(A block of data)
* BEGIN *
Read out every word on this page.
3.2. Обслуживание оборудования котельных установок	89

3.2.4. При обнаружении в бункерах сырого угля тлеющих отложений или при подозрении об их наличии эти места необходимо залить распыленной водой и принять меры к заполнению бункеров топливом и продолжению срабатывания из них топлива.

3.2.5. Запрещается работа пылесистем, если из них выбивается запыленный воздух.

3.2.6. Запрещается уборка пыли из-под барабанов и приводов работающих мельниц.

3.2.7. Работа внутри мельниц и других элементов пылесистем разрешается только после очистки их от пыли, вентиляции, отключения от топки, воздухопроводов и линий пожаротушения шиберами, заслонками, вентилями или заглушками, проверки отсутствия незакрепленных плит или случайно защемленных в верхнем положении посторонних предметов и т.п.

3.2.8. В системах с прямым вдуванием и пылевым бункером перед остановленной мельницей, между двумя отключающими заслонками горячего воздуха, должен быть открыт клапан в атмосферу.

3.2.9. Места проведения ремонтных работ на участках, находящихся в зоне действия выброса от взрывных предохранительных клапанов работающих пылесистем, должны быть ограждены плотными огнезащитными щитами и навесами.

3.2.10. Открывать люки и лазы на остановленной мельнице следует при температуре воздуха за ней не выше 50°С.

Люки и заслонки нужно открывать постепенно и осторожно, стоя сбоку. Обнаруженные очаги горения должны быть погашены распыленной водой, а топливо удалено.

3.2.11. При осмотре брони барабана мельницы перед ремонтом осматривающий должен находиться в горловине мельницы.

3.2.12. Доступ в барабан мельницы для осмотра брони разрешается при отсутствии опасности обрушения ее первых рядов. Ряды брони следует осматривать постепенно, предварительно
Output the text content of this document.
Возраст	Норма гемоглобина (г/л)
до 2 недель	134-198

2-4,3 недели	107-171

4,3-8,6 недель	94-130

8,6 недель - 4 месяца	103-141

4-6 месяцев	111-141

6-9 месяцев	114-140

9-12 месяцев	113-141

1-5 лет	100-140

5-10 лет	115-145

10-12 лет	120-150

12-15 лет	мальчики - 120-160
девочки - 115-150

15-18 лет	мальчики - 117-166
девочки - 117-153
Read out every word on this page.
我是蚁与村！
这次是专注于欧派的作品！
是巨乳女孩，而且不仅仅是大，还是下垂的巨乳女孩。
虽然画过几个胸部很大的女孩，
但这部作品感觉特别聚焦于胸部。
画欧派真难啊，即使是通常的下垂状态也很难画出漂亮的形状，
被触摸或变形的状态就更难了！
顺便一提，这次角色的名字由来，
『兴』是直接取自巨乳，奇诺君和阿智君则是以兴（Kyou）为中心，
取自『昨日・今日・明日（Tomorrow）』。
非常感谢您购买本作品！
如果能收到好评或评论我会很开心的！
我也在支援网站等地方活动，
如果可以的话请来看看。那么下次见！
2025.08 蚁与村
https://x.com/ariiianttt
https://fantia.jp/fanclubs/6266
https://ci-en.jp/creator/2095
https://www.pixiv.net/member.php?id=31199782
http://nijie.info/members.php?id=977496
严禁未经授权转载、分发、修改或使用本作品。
* END *
GOAL: Retype the records that precede this task, keeping them exactly the same.

CORRECT RESULT:
Read out every word on this page.
3.2. Обслуживание оборудования котельных установок	89

3.2.4. При обнаружении в бункерах сырого угля тлеющих отложений или при подозрении об их наличии эти места необходимо залить распыленной водой и принять меры к заполнению бункеров топливом и продолжению срабатывания из них топлива.

3.2.5. Запрещается работа пылесистем, если из них выбивается запыленный воздух.

3.2.6. Запрещается уборка пыли из-под барабанов и приводов работающих мельниц.

3.2.7. Работа внутри мельниц и других элементов пылесистем разрешается только после очистки их от пыли, вентиляции, отключения от топки, воздухопроводов и линий пожаротушения шиберами, заслонками, вентилями или заглушками, проверки отсутствия незакрепленных плит или случайно защемленных в верхнем положении посторонних предметов и т.п.

3.2.8. В системах с прямым вдуванием и пылевым бункером перед остановленной мельницей, между двумя отключающими заслонками горячего воздуха, должен быть открыт клапан в атмосферу.

3.2.9. Места проведения ремонтных работ на участках, находящихся в зоне действия выброса от взрывных предохранительных клапанов работающих пылесистем, должны быть ограждены плотными огнезащитными щитами и навесами.

3.2.10. Открывать люки и лазы на остановленной мельнице следует при температуре воздуха за ней не выше 50°С.

Люки и заслонки нужно открывать постепенно и осторожно, стоя сбоку. Обнаруженные очаги горения должны быть погашены распыленной водой, а топливо удалено.

3.2.11. При осмотре брони барабана мельницы перед ремонтом осматривающий должен находиться в горловине мельницы.

3.2.12. Доступ в барабан мельницы для осмотра брони разрешается при отсутствии опасности обрушения ее первых рядов. Ряды брони следует осматривать постепенно, предварительно
Output the text content of this document.
Возраст	Норма гемоглобина (г/л)
до 2 недель	134-198

2-4,3 недели	107-171

4,3-8,6 недель	94-130

8,6 недель - 4 месяца	103-141

4-6 месяцев	111-141

6-9 месяцев	114-140

9-12 месяцев	113-141

1-5 лет	100-140

5-10 лет	115-145

10-12 лет	120-150

12-15 лет	мальчики - 120-160
девочки - 115-150

15-18 лет	мальчики - 117-166
девочки - 117-153
Read out every word on this page.
我是蚁与村！
这次是专注于欧派的作品！
是巨乳女孩，而且不仅仅是大，还是下垂的巨乳女孩。
虽然画过几个胸部很大的女孩，
但这部作品感觉特别聚焦于胸部。
画欧派真难啊，即使是通常的下垂状态也很难画出漂亮的形状，
被触摸或变形的状态就更难了！
顺便一提，这次角色的名字由来，
『兴』是直接取自巨乳，奇诺君和阿智君则是以兴（Kyou）为中心，
取自『昨日・今日・明日（Tomorrow）』。
非常感谢您购买本作品！
如果能收到好评或评论我会很开心的！
我也在支援网站等地方活动，
如果可以的话请来看看。那么下次见！
2025.08 蚁与村
https://x.com/ariiianttt
https://fantia.jp/fanclubs/6266
https://ci-en.jp/creator/2095
https://www.pixiv.net/member.php?id=31199782
http://nijie.info/members.php?id=977496
严禁未经授权转载、分发、修改或使用本作品。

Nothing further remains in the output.